* BEGIN *
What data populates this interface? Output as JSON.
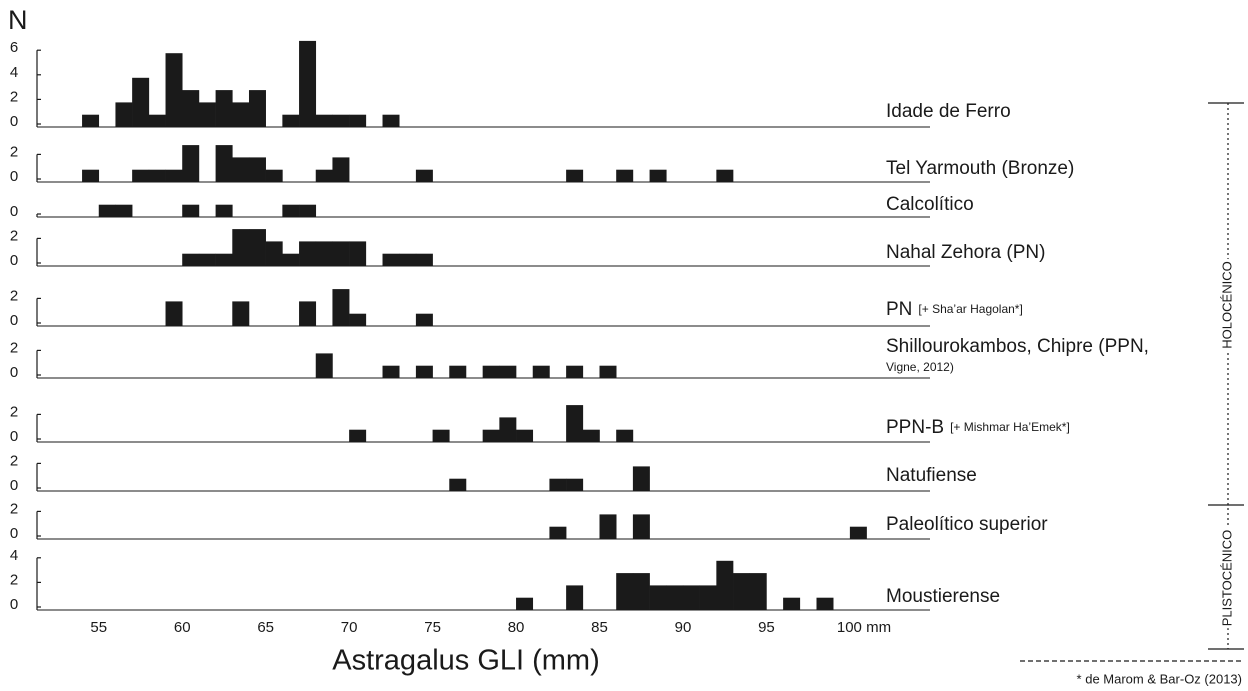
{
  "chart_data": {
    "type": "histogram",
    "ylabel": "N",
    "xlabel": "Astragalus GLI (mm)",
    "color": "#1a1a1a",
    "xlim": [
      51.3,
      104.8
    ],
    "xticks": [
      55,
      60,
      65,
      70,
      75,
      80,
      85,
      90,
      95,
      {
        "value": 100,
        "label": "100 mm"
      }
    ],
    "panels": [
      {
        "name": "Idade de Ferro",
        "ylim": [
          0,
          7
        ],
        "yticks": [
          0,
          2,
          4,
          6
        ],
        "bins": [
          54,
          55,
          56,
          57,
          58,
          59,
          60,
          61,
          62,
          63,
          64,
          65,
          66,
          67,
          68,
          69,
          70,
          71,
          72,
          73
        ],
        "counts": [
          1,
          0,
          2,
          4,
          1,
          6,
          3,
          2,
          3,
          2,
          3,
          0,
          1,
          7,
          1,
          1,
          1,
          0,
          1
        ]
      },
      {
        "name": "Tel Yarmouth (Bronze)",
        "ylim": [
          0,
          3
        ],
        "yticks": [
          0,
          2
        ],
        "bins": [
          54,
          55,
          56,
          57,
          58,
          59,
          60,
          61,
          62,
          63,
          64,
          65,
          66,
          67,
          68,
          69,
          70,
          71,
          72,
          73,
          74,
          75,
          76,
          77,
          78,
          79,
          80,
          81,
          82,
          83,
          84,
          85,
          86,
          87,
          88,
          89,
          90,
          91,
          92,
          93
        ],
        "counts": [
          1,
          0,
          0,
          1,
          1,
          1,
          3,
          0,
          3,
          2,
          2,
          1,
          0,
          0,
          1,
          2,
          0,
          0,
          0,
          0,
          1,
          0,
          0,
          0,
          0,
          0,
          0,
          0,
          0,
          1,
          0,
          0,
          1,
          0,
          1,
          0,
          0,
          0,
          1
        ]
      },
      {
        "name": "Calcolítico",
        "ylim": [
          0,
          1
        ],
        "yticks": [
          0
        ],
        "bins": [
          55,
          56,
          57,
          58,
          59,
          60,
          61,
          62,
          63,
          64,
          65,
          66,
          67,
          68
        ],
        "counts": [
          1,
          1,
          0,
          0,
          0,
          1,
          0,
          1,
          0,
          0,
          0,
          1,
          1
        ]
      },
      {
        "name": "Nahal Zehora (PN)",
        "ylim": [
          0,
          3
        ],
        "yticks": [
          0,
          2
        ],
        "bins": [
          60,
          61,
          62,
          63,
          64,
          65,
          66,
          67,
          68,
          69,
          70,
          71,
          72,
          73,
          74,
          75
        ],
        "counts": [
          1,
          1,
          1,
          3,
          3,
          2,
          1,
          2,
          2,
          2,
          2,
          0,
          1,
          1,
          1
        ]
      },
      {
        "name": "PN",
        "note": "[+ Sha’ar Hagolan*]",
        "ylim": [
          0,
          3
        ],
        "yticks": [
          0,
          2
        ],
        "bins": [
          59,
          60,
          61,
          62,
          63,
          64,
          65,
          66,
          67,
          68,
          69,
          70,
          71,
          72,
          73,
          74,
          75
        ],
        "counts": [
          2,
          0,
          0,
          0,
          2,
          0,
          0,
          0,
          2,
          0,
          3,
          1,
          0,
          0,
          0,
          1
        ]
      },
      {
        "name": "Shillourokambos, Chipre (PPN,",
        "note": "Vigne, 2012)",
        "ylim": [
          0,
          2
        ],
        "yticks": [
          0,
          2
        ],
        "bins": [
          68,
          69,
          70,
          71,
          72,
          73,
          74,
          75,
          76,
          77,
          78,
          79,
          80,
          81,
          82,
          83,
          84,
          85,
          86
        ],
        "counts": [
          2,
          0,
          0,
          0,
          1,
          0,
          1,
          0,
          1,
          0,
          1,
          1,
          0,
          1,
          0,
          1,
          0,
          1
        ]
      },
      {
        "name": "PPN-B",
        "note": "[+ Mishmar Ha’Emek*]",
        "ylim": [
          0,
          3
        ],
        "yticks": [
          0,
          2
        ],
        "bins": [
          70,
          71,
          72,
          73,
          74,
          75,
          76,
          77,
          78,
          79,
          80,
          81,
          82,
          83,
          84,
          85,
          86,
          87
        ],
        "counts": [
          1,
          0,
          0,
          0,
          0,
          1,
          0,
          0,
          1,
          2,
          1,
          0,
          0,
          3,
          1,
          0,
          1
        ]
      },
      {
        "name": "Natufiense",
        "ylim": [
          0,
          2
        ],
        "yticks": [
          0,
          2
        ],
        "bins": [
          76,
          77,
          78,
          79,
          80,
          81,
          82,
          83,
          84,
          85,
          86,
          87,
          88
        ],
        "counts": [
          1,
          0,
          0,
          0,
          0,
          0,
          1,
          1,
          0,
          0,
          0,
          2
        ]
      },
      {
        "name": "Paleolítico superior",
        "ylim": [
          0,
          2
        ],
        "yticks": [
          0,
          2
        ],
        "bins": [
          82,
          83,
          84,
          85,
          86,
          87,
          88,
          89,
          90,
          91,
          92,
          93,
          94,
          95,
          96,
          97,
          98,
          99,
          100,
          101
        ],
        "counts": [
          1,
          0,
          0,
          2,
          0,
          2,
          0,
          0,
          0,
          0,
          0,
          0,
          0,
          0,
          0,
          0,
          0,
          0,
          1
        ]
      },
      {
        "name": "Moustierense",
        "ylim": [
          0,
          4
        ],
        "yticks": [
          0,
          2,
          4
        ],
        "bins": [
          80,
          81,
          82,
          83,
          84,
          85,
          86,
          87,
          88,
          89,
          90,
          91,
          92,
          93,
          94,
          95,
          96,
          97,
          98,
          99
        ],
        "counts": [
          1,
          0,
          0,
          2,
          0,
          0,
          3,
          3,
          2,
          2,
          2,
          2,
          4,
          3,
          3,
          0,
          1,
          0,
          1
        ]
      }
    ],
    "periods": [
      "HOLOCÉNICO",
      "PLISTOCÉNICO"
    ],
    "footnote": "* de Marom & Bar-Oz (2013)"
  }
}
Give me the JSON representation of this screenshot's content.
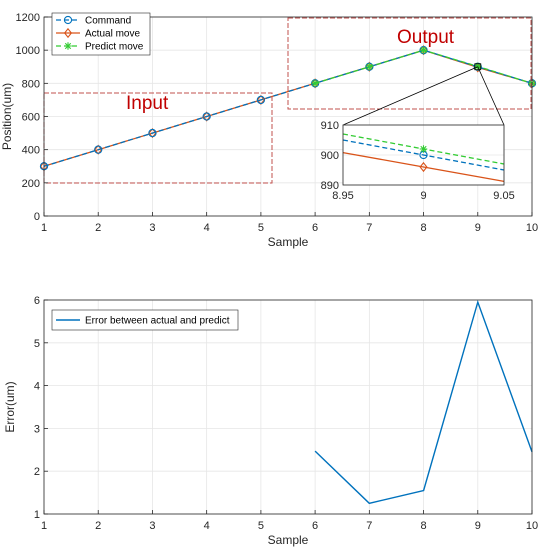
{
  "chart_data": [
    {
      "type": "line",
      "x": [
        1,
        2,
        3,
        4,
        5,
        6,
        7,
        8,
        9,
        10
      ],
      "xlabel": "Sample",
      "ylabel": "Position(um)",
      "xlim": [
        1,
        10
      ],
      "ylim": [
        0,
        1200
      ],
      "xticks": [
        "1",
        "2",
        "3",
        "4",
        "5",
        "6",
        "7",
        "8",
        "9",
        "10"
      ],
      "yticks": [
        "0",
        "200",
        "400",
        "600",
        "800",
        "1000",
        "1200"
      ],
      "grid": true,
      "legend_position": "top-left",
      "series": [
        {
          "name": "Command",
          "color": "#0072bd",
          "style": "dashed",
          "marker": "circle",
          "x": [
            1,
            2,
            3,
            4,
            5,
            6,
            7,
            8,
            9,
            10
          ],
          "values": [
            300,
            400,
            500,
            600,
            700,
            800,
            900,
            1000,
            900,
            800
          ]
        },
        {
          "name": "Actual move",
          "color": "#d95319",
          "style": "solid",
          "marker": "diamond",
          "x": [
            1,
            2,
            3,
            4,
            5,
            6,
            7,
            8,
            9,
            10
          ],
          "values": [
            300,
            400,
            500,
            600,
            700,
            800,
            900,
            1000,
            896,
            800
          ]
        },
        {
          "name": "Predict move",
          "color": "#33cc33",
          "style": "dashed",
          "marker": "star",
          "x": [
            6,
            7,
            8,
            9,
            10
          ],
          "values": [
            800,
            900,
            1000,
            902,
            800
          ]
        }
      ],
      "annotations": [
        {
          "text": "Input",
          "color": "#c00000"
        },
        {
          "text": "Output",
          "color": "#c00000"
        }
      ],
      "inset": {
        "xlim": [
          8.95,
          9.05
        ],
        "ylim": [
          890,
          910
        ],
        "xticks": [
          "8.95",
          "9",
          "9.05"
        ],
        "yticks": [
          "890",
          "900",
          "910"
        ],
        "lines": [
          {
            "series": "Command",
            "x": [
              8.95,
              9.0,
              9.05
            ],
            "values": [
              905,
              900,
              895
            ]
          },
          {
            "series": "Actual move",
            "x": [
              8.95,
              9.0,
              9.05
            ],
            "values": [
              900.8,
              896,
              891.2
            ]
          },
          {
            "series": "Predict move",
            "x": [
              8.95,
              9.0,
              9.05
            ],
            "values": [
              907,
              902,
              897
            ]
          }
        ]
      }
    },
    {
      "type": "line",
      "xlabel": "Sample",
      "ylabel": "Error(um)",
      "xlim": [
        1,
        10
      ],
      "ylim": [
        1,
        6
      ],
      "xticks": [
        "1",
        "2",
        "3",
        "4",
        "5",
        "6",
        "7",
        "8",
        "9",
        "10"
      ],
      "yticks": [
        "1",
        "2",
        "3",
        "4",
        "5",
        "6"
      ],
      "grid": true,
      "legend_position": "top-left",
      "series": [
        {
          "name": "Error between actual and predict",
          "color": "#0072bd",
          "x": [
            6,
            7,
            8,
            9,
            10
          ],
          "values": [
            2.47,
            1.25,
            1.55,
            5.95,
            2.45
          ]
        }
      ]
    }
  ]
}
* END *
> _EXERCISE DETAILS_: Copy every line that includes the string "Output" from the material above.

> _SOLUTION_:
What data populates this interface? Output as JSON.
          "text": "Output",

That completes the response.